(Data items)
▽

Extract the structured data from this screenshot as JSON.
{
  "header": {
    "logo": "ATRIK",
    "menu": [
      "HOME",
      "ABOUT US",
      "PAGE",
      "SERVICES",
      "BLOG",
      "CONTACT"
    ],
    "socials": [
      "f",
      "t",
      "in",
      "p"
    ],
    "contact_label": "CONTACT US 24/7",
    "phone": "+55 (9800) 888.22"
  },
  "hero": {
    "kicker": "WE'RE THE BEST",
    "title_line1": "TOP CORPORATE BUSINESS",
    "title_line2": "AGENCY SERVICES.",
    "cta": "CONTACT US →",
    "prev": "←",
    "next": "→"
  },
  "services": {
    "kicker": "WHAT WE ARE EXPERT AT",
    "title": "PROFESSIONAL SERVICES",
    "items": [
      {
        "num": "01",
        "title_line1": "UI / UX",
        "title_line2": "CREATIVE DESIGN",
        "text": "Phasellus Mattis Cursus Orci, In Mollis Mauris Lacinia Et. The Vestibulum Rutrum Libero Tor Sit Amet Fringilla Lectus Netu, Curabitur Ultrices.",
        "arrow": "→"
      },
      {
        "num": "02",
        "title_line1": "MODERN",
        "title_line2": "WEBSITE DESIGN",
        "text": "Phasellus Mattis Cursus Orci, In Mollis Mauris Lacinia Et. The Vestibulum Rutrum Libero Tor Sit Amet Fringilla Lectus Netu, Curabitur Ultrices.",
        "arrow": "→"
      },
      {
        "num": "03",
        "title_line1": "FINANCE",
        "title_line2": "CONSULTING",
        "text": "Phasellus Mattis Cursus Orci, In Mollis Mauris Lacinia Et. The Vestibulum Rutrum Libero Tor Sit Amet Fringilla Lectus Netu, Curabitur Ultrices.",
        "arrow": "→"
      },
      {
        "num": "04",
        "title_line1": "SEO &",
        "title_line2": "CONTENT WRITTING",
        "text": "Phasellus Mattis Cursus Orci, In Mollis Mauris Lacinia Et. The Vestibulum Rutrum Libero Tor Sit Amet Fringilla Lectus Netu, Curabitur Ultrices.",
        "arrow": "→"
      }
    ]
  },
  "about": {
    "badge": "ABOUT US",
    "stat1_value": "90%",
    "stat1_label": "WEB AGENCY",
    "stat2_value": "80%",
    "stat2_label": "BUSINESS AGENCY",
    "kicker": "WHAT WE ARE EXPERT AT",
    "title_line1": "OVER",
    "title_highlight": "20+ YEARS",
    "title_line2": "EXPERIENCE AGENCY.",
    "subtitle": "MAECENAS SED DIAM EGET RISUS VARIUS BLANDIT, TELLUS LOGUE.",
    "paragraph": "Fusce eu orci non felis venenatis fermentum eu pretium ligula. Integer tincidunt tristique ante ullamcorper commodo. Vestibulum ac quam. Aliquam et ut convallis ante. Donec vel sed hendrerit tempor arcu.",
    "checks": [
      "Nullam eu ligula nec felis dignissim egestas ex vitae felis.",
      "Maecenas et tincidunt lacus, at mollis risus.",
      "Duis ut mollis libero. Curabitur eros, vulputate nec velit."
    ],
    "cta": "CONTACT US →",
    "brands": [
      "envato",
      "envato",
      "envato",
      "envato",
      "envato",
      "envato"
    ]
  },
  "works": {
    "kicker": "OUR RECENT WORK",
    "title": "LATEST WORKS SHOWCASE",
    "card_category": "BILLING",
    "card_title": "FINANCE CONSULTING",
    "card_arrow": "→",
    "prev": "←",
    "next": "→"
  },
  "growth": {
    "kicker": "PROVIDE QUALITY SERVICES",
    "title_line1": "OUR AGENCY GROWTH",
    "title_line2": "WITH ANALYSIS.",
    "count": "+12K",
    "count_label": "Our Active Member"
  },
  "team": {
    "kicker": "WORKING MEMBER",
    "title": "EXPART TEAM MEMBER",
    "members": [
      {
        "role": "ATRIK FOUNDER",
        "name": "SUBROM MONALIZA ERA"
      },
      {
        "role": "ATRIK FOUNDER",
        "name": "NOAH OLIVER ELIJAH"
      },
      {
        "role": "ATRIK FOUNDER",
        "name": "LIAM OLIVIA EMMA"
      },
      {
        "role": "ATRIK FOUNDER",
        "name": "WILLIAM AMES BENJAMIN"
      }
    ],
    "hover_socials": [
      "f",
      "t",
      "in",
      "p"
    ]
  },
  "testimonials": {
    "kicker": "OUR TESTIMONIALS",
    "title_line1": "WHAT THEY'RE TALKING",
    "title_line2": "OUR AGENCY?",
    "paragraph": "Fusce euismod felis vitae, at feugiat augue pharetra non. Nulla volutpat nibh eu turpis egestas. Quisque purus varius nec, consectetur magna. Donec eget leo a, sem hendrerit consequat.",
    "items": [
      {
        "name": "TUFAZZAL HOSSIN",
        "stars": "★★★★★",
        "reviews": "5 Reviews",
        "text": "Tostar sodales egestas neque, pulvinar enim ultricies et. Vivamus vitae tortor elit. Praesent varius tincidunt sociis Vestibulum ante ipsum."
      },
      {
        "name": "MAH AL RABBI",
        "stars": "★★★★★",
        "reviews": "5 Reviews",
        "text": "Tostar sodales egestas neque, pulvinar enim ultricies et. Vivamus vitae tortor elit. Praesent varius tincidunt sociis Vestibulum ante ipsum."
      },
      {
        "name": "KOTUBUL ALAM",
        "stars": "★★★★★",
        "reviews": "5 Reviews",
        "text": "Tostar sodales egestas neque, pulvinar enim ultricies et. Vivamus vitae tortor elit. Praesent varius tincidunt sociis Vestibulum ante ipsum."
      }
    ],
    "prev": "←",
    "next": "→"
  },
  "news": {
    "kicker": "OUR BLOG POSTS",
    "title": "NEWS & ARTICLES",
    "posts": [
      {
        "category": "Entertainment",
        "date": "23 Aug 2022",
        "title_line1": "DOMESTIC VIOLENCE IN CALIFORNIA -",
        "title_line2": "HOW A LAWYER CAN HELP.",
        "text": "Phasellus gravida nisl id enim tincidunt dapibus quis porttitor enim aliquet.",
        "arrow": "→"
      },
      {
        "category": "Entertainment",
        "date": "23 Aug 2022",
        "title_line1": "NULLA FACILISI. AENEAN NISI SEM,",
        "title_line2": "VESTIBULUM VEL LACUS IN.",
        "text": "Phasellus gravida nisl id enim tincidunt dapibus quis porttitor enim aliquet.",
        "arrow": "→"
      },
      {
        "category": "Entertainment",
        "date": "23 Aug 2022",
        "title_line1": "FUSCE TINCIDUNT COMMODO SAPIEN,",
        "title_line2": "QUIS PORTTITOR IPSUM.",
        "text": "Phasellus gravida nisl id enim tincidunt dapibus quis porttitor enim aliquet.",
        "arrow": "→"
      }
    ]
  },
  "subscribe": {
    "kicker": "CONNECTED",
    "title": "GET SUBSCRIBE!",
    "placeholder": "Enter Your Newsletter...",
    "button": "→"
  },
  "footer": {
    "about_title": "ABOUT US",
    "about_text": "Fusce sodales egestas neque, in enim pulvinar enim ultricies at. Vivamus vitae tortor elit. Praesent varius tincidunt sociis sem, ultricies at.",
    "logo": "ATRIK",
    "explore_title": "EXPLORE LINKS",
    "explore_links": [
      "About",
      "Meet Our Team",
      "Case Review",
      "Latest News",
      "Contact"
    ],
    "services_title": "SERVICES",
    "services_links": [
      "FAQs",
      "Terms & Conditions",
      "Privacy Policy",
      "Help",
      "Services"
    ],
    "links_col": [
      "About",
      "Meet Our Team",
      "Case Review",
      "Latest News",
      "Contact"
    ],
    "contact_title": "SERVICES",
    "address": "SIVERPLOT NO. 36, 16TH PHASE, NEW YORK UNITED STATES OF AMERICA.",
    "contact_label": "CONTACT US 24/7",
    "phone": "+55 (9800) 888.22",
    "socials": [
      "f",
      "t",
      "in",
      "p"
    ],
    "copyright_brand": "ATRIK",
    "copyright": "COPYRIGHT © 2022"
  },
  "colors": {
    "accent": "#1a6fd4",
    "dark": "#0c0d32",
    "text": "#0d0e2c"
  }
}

△

▸ Short problem:
Which lines of the data include "DESIGN"? Copy each of them.

▸ Final result:
        "title_line2": "CREATIVE DESIGN",
        "title_line2": "WEBSITE DESIGN",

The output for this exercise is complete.